WHAT IS BEING ASKED: Show every line in the listing below that contains the string "page". Case counts.

----

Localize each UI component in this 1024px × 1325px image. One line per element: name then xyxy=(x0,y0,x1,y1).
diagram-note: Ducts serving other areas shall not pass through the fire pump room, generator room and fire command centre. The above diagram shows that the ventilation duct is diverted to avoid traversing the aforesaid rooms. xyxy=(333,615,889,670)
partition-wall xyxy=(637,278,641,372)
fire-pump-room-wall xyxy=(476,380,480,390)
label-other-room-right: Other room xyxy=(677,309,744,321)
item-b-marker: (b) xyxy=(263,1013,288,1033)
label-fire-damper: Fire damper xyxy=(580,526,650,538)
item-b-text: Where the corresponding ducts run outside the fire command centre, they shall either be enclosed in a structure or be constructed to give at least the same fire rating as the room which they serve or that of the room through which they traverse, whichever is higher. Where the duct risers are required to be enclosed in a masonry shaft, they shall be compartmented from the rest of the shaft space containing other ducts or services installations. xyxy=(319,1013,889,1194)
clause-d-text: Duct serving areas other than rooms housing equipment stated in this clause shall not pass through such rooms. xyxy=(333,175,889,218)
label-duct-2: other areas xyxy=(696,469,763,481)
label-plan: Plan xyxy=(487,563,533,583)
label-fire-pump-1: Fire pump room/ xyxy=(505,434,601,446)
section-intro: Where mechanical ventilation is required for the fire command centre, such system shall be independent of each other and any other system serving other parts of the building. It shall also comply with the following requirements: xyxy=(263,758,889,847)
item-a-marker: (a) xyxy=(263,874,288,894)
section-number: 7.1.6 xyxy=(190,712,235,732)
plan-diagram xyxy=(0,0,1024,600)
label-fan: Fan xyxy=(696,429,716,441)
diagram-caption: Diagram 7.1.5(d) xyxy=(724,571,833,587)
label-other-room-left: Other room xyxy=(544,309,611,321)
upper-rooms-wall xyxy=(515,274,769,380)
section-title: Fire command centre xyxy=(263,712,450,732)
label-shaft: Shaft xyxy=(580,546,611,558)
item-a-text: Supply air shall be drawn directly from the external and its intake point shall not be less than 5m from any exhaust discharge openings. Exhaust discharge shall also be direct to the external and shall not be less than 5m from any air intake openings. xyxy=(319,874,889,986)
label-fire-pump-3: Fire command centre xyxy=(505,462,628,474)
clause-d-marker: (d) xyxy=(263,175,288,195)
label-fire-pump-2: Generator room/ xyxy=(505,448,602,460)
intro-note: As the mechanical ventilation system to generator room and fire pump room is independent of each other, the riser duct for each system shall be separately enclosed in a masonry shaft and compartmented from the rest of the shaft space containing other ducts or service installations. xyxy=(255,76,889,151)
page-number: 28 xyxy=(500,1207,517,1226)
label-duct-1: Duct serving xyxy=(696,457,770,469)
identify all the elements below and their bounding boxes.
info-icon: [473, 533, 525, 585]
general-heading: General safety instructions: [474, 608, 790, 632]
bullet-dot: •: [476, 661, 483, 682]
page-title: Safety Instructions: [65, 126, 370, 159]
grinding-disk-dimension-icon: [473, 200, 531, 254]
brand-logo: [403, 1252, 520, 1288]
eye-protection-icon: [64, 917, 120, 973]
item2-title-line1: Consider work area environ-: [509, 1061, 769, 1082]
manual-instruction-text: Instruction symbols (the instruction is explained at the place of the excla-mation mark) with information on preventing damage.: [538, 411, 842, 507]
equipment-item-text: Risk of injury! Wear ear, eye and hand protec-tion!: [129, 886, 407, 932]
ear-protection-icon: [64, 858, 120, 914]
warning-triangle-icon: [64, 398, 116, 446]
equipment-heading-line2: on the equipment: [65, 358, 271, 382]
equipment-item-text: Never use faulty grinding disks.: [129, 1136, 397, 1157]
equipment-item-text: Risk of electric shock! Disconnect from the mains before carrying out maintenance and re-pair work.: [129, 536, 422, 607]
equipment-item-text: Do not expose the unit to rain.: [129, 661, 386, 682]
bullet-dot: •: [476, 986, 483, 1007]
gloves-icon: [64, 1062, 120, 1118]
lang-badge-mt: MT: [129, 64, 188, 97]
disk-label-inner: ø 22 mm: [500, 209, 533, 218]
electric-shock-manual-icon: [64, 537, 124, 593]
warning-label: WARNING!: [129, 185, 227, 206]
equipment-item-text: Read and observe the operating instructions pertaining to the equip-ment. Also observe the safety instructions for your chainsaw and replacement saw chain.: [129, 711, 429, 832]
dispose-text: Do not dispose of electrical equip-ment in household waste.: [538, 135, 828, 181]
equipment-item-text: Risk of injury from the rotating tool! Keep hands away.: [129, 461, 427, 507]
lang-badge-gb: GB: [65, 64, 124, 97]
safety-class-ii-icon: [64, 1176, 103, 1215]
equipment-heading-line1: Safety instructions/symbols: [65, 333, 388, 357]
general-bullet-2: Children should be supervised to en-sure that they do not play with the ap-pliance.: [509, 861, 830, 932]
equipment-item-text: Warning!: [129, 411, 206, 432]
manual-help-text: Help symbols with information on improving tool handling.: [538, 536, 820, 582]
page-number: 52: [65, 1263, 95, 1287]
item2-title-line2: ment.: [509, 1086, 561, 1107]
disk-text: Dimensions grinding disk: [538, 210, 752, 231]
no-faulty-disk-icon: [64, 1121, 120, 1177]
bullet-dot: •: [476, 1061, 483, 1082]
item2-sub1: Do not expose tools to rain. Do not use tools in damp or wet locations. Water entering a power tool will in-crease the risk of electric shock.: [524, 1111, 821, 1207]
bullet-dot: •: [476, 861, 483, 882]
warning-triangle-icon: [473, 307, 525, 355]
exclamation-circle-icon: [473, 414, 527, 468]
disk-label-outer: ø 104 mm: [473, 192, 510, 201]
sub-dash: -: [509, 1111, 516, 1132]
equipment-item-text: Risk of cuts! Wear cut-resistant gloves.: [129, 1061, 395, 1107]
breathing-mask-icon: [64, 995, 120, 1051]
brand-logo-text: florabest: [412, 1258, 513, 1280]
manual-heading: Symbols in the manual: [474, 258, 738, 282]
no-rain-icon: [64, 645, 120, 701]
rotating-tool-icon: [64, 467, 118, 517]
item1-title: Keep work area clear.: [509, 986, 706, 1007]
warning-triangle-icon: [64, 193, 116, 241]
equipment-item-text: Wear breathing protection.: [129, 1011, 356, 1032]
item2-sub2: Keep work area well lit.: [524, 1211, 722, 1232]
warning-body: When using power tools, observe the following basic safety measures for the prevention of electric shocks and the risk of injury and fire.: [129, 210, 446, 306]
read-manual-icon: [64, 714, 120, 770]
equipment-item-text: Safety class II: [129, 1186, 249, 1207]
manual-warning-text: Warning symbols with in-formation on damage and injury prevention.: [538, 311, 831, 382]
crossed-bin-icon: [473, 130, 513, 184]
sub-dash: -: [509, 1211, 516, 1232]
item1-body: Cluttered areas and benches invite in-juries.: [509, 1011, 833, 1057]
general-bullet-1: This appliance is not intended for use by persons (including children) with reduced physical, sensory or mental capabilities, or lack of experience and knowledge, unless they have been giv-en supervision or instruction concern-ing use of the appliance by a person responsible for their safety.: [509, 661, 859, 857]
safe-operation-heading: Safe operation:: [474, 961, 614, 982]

----

WORKED SOLUTION:
page-number: 28 xyxy=(500,1207,517,1226)
page-title: Safety Instructions: [65, 126, 370, 159]
page-number: 52: [65, 1263, 95, 1287]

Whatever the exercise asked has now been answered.